■ **Data in this exercise**
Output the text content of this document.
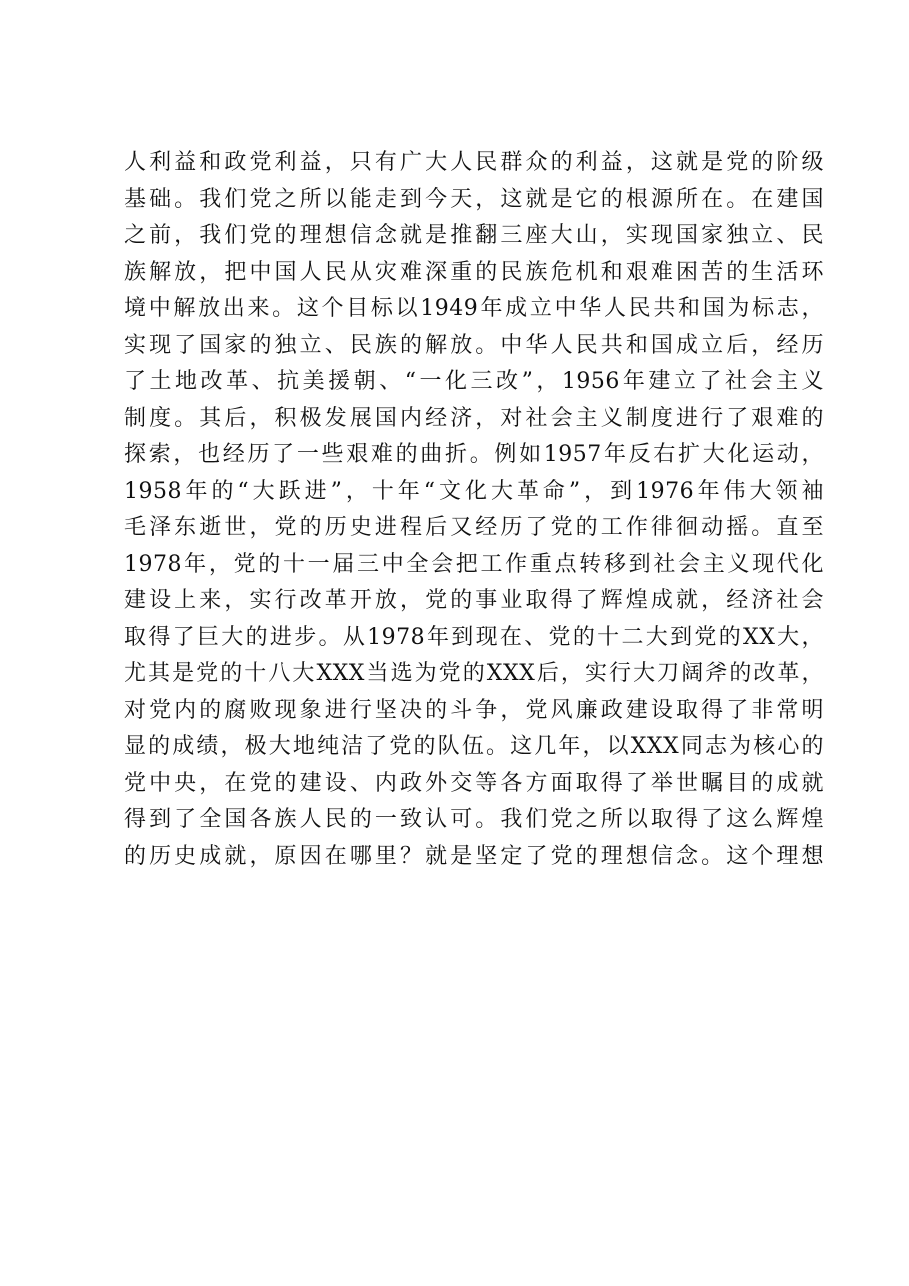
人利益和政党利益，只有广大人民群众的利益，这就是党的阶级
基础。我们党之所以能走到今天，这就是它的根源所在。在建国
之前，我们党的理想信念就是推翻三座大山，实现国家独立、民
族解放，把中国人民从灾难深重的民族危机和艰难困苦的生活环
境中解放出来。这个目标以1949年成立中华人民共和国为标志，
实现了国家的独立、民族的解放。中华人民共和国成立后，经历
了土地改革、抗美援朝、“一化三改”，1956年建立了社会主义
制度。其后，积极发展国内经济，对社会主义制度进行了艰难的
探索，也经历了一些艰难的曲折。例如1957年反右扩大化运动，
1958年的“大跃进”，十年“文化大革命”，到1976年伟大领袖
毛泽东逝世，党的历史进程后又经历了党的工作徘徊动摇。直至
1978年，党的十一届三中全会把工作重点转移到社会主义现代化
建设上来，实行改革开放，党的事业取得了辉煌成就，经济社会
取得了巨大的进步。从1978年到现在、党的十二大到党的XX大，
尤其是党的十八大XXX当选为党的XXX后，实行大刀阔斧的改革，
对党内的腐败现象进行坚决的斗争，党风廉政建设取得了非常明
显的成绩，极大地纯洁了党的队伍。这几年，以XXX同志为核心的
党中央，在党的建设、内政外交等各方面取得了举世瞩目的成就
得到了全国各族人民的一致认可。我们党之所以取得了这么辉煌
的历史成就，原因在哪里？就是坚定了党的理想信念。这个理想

■ **Task directions**
Write out each entry exactly as given, omitting any picture.

■ **Task answer**
Output the text content of this document.
人利益和政党利益，只有广大人民群众的利益，这就是党的阶级
基础。我们党之所以能走到今天，这就是它的根源所在。在建国
之前，我们党的理想信念就是推翻三座大山，实现国家独立、民
族解放，把中国人民从灾难深重的民族危机和艰难困苦的生活环
境中解放出来。这个目标以1949年成立中华人民共和国为标志，
实现了国家的独立、民族的解放。中华人民共和国成立后，经历
了土地改革、抗美援朝、“一化三改”，1956年建立了社会主义
制度。其后，积极发展国内经济，对社会主义制度进行了艰难的
探索，也经历了一些艰难的曲折。例如1957年反右扩大化运动，
1958年的“大跃进”，十年“文化大革命”，到1976年伟大领袖
毛泽东逝世，党的历史进程后又经历了党的工作徘徊动摇。直至
1978年，党的十一届三中全会把工作重点转移到社会主义现代化
建设上来，实行改革开放，党的事业取得了辉煌成就，经济社会
取得了巨大的进步。从1978年到现在、党的十二大到党的XX大，
尤其是党的十八大XXX当选为党的XXX后，实行大刀阔斧的改革，
对党内的腐败现象进行坚决的斗争，党风廉政建设取得了非常明
显的成绩，极大地纯洁了党的队伍。这几年，以XXX同志为核心的
党中央，在党的建设、内政外交等各方面取得了举世瞩目的成就
得到了全国各族人民的一致认可。我们党之所以取得了这么辉煌
的历史成就，原因在哪里？就是坚定了党的理想信念。这个理想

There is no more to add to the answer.